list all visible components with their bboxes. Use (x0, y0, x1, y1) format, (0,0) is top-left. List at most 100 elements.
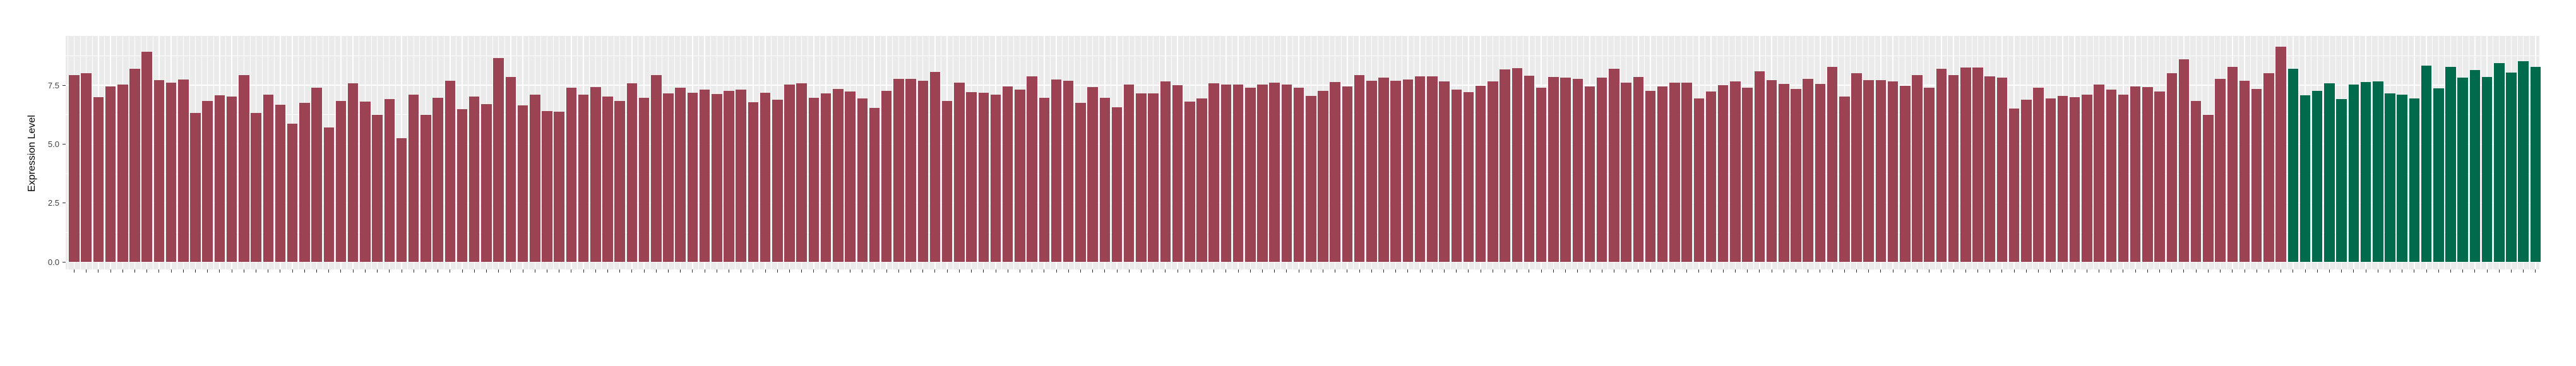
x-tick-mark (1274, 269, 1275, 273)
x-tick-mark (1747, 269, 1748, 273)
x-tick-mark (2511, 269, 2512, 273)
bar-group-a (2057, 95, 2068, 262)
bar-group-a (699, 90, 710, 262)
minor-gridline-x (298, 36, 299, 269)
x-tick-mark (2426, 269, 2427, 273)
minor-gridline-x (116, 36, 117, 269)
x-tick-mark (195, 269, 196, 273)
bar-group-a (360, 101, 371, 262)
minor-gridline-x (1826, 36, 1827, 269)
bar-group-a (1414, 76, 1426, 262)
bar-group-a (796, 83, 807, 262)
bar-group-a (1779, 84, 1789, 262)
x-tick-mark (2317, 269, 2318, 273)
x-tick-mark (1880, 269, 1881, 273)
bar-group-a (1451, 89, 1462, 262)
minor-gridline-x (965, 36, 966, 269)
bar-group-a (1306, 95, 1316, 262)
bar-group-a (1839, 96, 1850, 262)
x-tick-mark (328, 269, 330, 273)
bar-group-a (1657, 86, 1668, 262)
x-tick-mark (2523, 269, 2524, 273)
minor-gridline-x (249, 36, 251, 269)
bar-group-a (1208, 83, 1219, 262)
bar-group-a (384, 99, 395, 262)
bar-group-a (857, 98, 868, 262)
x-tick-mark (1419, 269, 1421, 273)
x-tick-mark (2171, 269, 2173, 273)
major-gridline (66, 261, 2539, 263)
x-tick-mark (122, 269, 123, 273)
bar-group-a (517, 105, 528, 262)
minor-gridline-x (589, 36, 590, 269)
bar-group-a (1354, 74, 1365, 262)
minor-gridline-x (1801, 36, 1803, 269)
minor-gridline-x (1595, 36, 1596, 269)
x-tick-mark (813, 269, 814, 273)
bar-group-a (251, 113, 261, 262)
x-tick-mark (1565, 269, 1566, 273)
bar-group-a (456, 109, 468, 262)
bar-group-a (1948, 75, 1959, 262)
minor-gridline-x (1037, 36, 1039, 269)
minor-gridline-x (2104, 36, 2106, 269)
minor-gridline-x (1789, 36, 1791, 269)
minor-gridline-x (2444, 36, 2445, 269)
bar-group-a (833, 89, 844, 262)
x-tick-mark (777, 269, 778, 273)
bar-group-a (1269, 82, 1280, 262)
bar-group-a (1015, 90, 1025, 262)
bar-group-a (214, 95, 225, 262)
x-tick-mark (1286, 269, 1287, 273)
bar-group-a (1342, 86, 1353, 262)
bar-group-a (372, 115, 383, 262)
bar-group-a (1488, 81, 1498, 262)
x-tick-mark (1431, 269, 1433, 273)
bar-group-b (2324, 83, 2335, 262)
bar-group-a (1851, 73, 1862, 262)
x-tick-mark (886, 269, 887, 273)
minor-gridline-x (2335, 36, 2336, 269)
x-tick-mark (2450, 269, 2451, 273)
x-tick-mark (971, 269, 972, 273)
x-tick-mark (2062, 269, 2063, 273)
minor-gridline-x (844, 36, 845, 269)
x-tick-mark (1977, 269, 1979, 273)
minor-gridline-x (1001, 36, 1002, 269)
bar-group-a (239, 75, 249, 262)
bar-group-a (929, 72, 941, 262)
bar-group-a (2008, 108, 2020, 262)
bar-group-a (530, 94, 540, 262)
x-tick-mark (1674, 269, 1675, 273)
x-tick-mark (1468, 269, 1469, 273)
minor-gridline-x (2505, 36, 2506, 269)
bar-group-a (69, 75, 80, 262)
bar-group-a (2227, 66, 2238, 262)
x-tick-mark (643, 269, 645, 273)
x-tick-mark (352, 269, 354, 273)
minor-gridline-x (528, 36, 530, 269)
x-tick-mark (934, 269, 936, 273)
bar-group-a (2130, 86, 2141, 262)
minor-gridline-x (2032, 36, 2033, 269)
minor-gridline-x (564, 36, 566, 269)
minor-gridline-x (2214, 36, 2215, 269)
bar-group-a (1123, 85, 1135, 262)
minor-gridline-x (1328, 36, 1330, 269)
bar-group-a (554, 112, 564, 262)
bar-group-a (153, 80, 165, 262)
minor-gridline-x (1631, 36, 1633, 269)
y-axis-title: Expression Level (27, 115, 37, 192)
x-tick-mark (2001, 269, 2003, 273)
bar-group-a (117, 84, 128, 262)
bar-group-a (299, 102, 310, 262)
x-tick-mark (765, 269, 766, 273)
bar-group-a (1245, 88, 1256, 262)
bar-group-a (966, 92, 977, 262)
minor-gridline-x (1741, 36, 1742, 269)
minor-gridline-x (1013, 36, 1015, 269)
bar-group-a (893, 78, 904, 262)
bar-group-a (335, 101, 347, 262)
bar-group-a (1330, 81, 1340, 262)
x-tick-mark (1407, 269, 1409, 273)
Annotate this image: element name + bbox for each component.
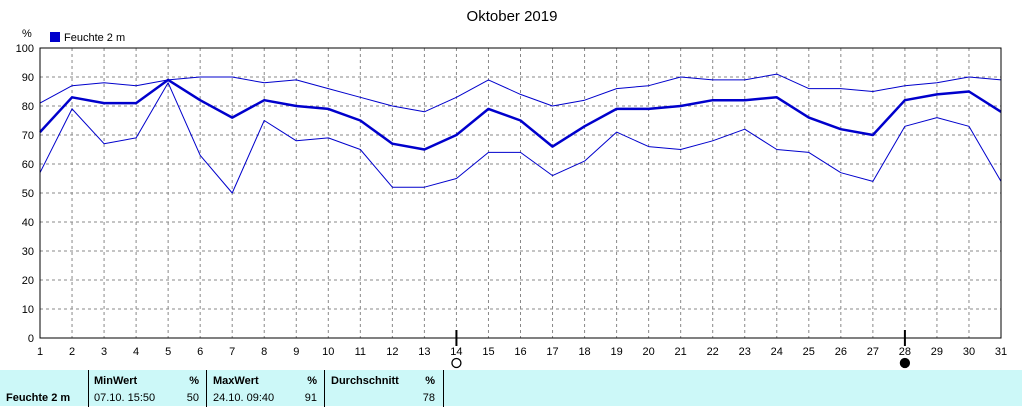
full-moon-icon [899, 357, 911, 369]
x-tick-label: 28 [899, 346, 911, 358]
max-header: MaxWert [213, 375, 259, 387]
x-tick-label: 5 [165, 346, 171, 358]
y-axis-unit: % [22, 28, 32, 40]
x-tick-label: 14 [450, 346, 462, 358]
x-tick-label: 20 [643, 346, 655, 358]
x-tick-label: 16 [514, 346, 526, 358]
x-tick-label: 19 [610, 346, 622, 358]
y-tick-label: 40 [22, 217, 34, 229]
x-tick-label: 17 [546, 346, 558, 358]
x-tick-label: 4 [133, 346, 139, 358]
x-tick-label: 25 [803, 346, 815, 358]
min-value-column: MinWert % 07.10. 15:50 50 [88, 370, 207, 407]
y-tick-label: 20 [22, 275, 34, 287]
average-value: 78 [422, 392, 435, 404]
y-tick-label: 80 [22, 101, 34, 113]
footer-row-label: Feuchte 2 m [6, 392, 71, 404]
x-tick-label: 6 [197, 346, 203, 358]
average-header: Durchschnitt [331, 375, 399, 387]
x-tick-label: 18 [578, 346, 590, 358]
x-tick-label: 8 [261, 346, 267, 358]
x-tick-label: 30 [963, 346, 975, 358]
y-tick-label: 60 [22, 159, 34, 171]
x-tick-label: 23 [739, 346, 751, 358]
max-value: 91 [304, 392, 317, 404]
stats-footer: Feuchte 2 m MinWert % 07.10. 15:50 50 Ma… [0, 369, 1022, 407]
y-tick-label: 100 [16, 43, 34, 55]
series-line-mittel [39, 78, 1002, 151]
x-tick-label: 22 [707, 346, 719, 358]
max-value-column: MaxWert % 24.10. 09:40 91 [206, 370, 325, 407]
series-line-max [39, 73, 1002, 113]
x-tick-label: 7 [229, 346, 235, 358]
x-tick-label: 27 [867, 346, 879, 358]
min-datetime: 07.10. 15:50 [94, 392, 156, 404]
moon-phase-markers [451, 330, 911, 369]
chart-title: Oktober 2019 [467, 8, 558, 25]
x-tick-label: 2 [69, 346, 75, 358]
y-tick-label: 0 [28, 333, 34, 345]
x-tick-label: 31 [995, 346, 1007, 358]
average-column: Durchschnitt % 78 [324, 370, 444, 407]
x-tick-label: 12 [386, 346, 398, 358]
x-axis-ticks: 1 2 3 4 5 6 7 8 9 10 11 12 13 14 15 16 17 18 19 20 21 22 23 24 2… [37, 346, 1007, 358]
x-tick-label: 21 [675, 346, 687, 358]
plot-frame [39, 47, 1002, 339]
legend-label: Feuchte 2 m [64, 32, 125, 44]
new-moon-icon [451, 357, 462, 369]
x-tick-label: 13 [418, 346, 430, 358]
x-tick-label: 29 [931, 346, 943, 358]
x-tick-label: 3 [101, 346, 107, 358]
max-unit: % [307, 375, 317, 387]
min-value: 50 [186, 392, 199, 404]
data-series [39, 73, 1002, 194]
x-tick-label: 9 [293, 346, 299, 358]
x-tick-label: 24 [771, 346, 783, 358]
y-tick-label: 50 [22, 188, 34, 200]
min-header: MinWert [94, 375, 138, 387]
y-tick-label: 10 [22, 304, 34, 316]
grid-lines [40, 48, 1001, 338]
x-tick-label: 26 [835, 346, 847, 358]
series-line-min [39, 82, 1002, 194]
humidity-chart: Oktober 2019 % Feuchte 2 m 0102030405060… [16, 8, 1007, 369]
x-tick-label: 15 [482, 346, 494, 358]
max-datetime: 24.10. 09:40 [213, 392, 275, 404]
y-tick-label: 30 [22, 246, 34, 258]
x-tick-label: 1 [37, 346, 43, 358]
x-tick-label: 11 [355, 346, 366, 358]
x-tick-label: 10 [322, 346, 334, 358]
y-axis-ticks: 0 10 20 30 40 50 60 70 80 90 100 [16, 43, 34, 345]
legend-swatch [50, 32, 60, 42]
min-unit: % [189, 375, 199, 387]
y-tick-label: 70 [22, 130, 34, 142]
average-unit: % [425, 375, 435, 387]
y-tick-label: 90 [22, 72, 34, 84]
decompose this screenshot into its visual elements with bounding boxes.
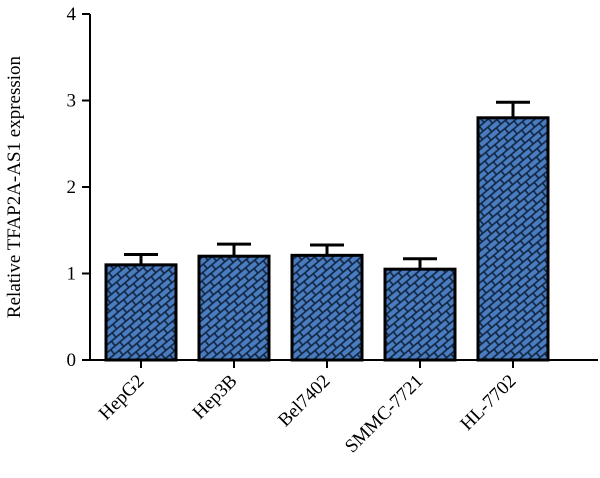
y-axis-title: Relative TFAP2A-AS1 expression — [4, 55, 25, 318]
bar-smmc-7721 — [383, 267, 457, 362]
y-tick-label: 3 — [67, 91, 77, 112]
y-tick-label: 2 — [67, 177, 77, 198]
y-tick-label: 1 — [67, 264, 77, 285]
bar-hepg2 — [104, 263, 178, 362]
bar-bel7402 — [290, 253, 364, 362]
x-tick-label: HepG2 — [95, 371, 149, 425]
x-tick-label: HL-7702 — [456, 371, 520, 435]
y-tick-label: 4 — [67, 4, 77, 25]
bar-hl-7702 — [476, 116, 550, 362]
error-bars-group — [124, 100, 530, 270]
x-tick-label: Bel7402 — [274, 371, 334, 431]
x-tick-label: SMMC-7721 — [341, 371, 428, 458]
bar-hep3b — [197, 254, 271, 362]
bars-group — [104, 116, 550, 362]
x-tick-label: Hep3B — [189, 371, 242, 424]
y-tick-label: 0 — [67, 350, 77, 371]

━━━━━━

- [What is being asked]: Format the stretch of the data from the line containing "full-moon-icon [899, 357, 911, 369]" through the line containing "y-tick-label: 60 [22, 159, 34, 171]" as a JSON list of strings, with one string per line and blank lines left out.

- [Full solution]:
[
  "full-moon-icon [899, 357, 911, 369]",
  "x-tick-label: 28 [899, 346, 911, 358]",
  "max-header: MaxWert [213, 375, 259, 387]",
  "x-tick-label: 5 [165, 346, 171, 358]",
  "y-axis-unit: % [22, 28, 32, 40]",
  "x-tick-label: 14 [450, 346, 462, 358]",
  "x-tick-label: 20 [643, 346, 655, 358]",
  "x-tick-label: 16 [514, 346, 526, 358]",
  "x-tick-label: 19 [610, 346, 622, 358]",
  "y-tick-label: 40 [22, 217, 34, 229]",
  "x-tick-label: 17 [546, 346, 558, 358]",
  "x-tick-label: 4 [133, 346, 139, 358]",
  "x-tick-label: 25 [803, 346, 815, 358]",
  "min-value-column: MinWert % 07.10. 15:50 50 [88, 370, 207, 407]",
  "y-tick-label: 20 [22, 275, 34, 287]",
  "average-value: 78 [422, 392, 435, 404]",
  "y-tick-label: 80 [22, 101, 34, 113]",
  "footer-row-label: Feuchte 2 m [6, 392, 71, 404]",
  "x-tick-label: 6 [197, 346, 203, 358]",
  "average-header: Durchschnitt [331, 375, 399, 387]",
  "x-tick-label: 18 [578, 346, 590, 358]",
  "x-tick-label: 8 [261, 346, 267, 358]",
  "x-tick-label: 30 [963, 346, 975, 358]",
  "y-tick-label: 60 [22, 159, 34, 171]"
]